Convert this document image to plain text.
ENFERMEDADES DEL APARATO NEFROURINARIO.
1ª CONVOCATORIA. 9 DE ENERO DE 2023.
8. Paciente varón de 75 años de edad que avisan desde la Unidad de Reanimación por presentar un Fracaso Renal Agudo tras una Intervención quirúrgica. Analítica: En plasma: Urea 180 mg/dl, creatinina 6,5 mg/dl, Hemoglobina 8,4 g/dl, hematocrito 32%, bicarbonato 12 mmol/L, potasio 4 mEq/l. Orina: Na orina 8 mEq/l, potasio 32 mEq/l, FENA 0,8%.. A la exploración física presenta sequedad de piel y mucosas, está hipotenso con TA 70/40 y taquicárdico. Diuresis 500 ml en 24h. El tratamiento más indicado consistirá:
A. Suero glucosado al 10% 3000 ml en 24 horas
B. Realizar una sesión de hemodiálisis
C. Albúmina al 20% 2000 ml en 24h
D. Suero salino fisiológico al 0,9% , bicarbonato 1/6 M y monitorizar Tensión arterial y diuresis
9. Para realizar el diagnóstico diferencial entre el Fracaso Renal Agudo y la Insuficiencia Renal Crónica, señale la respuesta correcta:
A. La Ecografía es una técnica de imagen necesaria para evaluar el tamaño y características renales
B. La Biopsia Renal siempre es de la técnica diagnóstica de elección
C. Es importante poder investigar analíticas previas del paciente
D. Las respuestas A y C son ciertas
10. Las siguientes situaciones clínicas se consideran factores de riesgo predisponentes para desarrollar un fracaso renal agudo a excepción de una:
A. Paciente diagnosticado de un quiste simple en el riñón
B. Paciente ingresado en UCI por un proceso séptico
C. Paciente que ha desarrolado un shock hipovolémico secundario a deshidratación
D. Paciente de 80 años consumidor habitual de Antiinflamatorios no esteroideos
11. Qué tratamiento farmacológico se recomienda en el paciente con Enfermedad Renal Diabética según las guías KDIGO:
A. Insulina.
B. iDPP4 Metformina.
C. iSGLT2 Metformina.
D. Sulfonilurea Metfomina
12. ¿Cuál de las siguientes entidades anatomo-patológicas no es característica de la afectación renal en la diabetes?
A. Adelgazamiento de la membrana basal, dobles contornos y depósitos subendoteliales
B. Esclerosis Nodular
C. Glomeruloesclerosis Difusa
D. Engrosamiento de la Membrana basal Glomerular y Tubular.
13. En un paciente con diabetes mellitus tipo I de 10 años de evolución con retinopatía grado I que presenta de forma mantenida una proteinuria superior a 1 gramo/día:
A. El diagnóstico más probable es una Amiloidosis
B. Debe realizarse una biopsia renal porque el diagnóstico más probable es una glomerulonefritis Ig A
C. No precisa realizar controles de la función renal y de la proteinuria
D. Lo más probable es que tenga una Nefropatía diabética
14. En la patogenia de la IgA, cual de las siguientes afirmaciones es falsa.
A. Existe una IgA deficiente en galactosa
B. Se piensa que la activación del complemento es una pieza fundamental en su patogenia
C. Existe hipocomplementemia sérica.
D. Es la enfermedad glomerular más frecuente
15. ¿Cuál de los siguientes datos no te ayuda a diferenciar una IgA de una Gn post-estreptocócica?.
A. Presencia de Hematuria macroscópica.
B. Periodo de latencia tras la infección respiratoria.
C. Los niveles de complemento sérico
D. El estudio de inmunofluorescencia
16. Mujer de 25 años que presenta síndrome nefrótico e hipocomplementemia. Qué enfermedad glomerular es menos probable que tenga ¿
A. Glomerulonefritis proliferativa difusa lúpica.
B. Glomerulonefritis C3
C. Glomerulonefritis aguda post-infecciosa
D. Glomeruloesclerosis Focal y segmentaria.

§ §

WHAT NEEDS TO BE DONE:
The records above should be repeated word for word.

COMPLETED EXERCISE:
Convert this document image to plain text.
ENFERMEDADES DEL APARATO NEFROURINARIO.
1ª CONVOCATORIA. 9 DE ENERO DE 2023.
8. Paciente varón de 75 años de edad que avisan desde la Unidad de Reanimación por presentar un Fracaso Renal Agudo tras una Intervención quirúrgica. Analítica: En plasma: Urea 180 mg/dl, creatinina 6,5 mg/dl, Hemoglobina 8,4 g/dl, hematocrito 32%, bicarbonato 12 mmol/L, potasio 4 mEq/l. Orina: Na orina 8 mEq/l, potasio 32 mEq/l, FENA 0,8%.. A la exploración física presenta sequedad de piel y mucosas, está hipotenso con TA 70/40 y taquicárdico. Diuresis 500 ml en 24h. El tratamiento más indicado consistirá:
A. Suero glucosado al 10% 3000 ml en 24 horas
B. Realizar una sesión de hemodiálisis
C. Albúmina al 20% 2000 ml en 24h
D. Suero salino fisiológico al 0,9% , bicarbonato 1/6 M y monitorizar Tensión arterial y diuresis
9. Para realizar el diagnóstico diferencial entre el Fracaso Renal Agudo y la Insuficiencia Renal Crónica, señale la respuesta correcta:
A. La Ecografía es una técnica de imagen necesaria para evaluar el tamaño y características renales
B. La Biopsia Renal siempre es de la técnica diagnóstica de elección
C. Es importante poder investigar analíticas previas del paciente
D. Las respuestas A y C son ciertas
10. Las siguientes situaciones clínicas se consideran factores de riesgo predisponentes para desarrollar un fracaso renal agudo a excepción de una:
A. Paciente diagnosticado de un quiste simple en el riñón
B. Paciente ingresado en UCI por un proceso séptico
C. Paciente que ha desarrolado un shock hipovolémico secundario a deshidratación
D. Paciente de 80 años consumidor habitual de Antiinflamatorios no esteroideos
11. Qué tratamiento farmacológico se recomienda en el paciente con Enfermedad Renal Diabética según las guías KDIGO:
A. Insulina.
B. iDPP4 Metformina.
C. iSGLT2 Metformina.
D. Sulfonilurea Metfomina
12. ¿Cuál de las siguientes entidades anatomo-patológicas no es característica de la afectación renal en la diabetes?
A. Adelgazamiento de la membrana basal, dobles contornos y depósitos subendoteliales
B. Esclerosis Nodular
C. Glomeruloesclerosis Difusa
D. Engrosamiento de la Membrana basal Glomerular y Tubular.
13. En un paciente con diabetes mellitus tipo I de 10 años de evolución con retinopatía grado I que presenta de forma mantenida una proteinuria superior a 1 gramo/día:
A. El diagnóstico más probable es una Amiloidosis
B. Debe realizarse una biopsia renal porque el diagnóstico más probable es una glomerulonefritis Ig A
C. No precisa realizar controles de la función renal y de la proteinuria
D. Lo más probable es que tenga una Nefropatía diabética
14. En la patogenia de la IgA, cual de las siguientes afirmaciones es falsa.
A. Existe una IgA deficiente en galactosa
B. Se piensa que la activación del complemento es una pieza fundamental en su patogenia
C. Existe hipocomplementemia sérica.
D. Es la enfermedad glomerular más frecuente
15. ¿Cuál de los siguientes datos no te ayuda a diferenciar una IgA de una Gn post-estreptocócica?.
A. Presencia de Hematuria macroscópica.
B. Periodo de latencia tras la infección respiratoria.
C. Los niveles de complemento sérico
D. El estudio de inmunofluorescencia
16. Mujer de 25 años que presenta síndrome nefrótico e hipocomplementemia. Qué enfermedad glomerular es menos probable que tenga ¿
A. Glomerulonefritis proliferativa difusa lúpica.
B. Glomerulonefritis C3
C. Glomerulonefritis aguda post-infecciosa
D. Glomeruloesclerosis Focal y segmentaria.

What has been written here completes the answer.